(Work to do)
Go through the records underneath and write each one out again exactly.

(Chart and figure data)
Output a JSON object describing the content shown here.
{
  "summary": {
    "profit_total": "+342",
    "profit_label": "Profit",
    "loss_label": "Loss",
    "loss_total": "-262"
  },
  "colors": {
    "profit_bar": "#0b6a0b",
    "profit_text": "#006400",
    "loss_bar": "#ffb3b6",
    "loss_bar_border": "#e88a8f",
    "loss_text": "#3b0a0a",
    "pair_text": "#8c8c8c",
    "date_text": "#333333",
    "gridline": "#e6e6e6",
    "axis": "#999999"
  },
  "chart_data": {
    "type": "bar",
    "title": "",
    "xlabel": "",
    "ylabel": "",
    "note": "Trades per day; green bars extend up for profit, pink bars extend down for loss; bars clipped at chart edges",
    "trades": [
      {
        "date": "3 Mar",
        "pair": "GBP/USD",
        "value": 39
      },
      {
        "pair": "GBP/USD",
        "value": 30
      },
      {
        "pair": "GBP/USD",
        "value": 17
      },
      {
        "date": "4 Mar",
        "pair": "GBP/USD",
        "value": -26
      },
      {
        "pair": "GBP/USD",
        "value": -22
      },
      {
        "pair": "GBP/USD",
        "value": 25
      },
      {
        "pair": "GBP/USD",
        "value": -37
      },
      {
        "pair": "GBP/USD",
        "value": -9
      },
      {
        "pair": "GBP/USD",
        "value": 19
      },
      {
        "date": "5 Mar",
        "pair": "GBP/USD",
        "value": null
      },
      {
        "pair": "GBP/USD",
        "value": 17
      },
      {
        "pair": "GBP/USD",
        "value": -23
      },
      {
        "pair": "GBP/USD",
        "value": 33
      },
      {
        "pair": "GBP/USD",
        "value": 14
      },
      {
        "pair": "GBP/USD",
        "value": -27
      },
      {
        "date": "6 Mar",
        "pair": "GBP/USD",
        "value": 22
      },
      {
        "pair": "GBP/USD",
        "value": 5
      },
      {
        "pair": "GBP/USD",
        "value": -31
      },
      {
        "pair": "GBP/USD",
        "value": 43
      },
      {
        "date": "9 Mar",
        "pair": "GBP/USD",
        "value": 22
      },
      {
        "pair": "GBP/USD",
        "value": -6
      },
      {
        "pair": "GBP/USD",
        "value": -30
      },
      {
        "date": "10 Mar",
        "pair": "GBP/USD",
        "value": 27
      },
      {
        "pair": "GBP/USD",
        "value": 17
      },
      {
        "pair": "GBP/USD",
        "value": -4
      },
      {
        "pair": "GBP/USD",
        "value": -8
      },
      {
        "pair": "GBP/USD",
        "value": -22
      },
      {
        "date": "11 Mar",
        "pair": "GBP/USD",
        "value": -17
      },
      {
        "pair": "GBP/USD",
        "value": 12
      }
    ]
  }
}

(Exercise solution)
Output a JSON object describing the content shown here.
{
  "summary": {
    "profit_total": "+342",
    "profit_label": "Profit",
    "loss_label": "Loss",
    "loss_total": "-262"
  },
  "colors": {
    "profit_bar": "#0b6a0b",
    "profit_text": "#006400",
    "loss_bar": "#ffb3b6",
    "loss_bar_border": "#e88a8f",
    "loss_text": "#3b0a0a",
    "pair_text": "#8c8c8c",
    "date_text": "#333333",
    "gridline": "#e6e6e6",
    "axis": "#999999"
  },
  "chart_data": {
    "type": "bar",
    "title": "",
    "xlabel": "",
    "ylabel": "",
    "note": "Trades per day; green bars extend up for profit, pink bars extend down for loss; bars clipped at chart edges",
    "trades": [
      {
        "date": "3 Mar",
        "pair": "GBP/USD",
        "value": 39
      },
      {
        "pair": "GBP/USD",
        "value": 30
      },
      {
        "pair": "GBP/USD",
        "value": 17
      },
      {
        "date": "4 Mar",
        "pair": "GBP/USD",
        "value": -26
      },
      {
        "pair": "GBP/USD",
        "value": -22
      },
      {
        "pair": "GBP/USD",
        "value": 25
      },
      {
        "pair": "GBP/USD",
        "value": -37
      },
      {
        "pair": "GBP/USD",
        "value": -9
      },
      {
        "pair": "GBP/USD",
        "value": 19
      },
      {
        "date": "5 Mar",
        "pair": "GBP/USD",
        "value": null
      },
      {
        "pair": "GBP/USD",
        "value": 17
      },
      {
        "pair": "GBP/USD",
        "value": -23
      },
      {
        "pair": "GBP/USD",
        "value": 33
      },
      {
        "pair": "GBP/USD",
        "value": 14
      },
      {
        "pair": "GBP/USD",
        "value": -27
      },
      {
        "date": "6 Mar",
        "pair": "GBP/USD",
        "value": 22
      },
      {
        "pair": "GBP/USD",
        "value": 5
      },
      {
        "pair": "GBP/USD",
        "value": -31
      },
      {
        "pair": "GBP/USD",
        "value": 43
      },
      {
        "date": "9 Mar",
        "pair": "GBP/USD",
        "value": 22
      },
      {
        "pair": "GBP/USD",
        "value": -6
      },
      {
        "pair": "GBP/USD",
        "value": -30
      },
      {
        "date": "10 Mar",
        "pair": "GBP/USD",
        "value": 27
      },
      {
        "pair": "GBP/USD",
        "value": 17
      },
      {
        "pair": "GBP/USD",
        "value": -4
      },
      {
        "pair": "GBP/USD",
        "value": -8
      },
      {
        "pair": "GBP/USD",
        "value": -22
      },
      {
        "date": "11 Mar",
        "pair": "GBP/USD",
        "value": -17
      },
      {
        "pair": "GBP/USD",
        "value": 12
      }
    ]
  }
}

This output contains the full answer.